▶ _Supplied information_:
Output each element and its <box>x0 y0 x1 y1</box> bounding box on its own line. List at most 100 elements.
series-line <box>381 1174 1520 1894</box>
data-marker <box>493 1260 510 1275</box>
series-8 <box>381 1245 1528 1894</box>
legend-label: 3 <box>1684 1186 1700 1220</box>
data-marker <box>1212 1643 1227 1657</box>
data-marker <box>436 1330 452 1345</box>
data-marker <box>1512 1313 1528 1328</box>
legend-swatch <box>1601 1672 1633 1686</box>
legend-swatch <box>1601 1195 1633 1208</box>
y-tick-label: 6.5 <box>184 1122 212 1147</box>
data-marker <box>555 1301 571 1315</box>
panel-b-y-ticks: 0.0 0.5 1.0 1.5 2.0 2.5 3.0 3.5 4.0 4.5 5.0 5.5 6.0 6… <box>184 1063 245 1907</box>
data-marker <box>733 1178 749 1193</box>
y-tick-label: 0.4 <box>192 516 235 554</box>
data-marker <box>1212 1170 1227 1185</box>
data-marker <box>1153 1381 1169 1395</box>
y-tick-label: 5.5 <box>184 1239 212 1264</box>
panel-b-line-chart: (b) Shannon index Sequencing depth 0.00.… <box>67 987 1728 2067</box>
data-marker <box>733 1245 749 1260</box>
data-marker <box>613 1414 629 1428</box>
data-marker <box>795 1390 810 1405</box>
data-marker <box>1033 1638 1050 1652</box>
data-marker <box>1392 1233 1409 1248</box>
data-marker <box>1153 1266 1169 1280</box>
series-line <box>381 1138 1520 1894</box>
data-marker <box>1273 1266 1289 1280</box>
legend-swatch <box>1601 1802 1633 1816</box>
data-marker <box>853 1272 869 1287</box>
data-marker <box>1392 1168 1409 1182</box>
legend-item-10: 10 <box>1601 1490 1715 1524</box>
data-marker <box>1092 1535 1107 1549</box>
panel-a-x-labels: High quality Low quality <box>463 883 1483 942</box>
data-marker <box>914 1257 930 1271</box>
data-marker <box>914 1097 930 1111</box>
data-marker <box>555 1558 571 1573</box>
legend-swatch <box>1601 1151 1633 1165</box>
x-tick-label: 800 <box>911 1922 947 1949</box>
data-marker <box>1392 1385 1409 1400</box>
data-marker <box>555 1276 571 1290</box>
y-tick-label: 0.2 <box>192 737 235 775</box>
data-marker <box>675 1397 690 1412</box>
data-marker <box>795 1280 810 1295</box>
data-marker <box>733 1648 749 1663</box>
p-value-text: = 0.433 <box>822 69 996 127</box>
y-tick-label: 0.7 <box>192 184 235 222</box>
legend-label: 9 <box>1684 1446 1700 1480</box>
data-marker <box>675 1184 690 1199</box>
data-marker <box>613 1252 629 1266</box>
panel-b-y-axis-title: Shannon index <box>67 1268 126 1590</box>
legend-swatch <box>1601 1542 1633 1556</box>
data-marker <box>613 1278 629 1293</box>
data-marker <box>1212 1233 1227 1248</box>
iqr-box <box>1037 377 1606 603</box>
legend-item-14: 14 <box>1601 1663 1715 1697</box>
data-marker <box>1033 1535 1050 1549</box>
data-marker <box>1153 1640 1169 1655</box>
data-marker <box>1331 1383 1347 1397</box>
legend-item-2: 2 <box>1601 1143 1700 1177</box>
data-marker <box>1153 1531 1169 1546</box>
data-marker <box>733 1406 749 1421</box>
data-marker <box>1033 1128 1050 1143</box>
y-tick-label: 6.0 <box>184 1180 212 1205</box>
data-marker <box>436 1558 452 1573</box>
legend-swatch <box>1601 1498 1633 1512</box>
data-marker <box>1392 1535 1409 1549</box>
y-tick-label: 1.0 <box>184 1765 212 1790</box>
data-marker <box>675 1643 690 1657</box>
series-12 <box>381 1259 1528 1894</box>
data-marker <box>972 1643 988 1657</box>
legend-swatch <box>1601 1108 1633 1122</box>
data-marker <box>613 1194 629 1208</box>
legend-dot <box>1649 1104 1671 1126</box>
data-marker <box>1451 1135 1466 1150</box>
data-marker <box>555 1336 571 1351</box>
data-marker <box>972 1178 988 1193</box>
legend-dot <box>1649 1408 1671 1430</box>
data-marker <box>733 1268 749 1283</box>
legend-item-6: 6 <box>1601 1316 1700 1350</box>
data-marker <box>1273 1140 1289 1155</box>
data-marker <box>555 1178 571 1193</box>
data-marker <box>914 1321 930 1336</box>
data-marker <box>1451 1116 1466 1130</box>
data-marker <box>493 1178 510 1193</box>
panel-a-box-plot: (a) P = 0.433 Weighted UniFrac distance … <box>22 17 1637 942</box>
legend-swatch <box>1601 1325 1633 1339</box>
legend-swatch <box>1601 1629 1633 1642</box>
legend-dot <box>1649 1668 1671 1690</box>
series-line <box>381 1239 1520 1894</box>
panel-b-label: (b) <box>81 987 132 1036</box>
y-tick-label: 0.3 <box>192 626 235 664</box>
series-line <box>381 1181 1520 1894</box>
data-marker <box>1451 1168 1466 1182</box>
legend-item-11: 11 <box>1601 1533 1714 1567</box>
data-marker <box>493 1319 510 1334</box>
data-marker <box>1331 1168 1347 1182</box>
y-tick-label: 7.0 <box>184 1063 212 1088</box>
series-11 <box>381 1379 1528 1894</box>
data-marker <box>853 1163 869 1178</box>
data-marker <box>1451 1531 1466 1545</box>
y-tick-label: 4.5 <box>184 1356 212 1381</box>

▶ _What you need to do_: Starting with the first row, reproduce each row word for word, and stop after the row that contains "data-marker <box>613 1414 629 1428</box>".

▶ _Solution to this problem_:
Output each element and its <box>x0 y0 x1 y1</box> bounding box on its own line. List at most 100 elements.
series-line <box>381 1174 1520 1894</box>
data-marker <box>493 1260 510 1275</box>
series-8 <box>381 1245 1528 1894</box>
legend-label: 3 <box>1684 1186 1700 1220</box>
data-marker <box>1212 1643 1227 1657</box>
data-marker <box>436 1330 452 1345</box>
data-marker <box>1512 1313 1528 1328</box>
legend-swatch <box>1601 1672 1633 1686</box>
legend-swatch <box>1601 1195 1633 1208</box>
y-tick-label: 6.5 <box>184 1122 212 1147</box>
data-marker <box>555 1301 571 1315</box>
panel-b-y-ticks: 0.0 0.5 1.0 1.5 2.0 2.5 3.0 3.5 4.0 4.5 5.0 5.5 6.0 6… <box>184 1063 245 1907</box>
data-marker <box>733 1178 749 1193</box>
y-tick-label: 0.4 <box>192 516 235 554</box>
data-marker <box>1212 1170 1227 1185</box>
data-marker <box>1153 1381 1169 1395</box>
y-tick-label: 5.5 <box>184 1239 212 1264</box>
panel-b-line-chart: (b) Shannon index Sequencing depth 0.00.… <box>67 987 1728 2067</box>
data-marker <box>733 1245 749 1260</box>
data-marker <box>613 1414 629 1428</box>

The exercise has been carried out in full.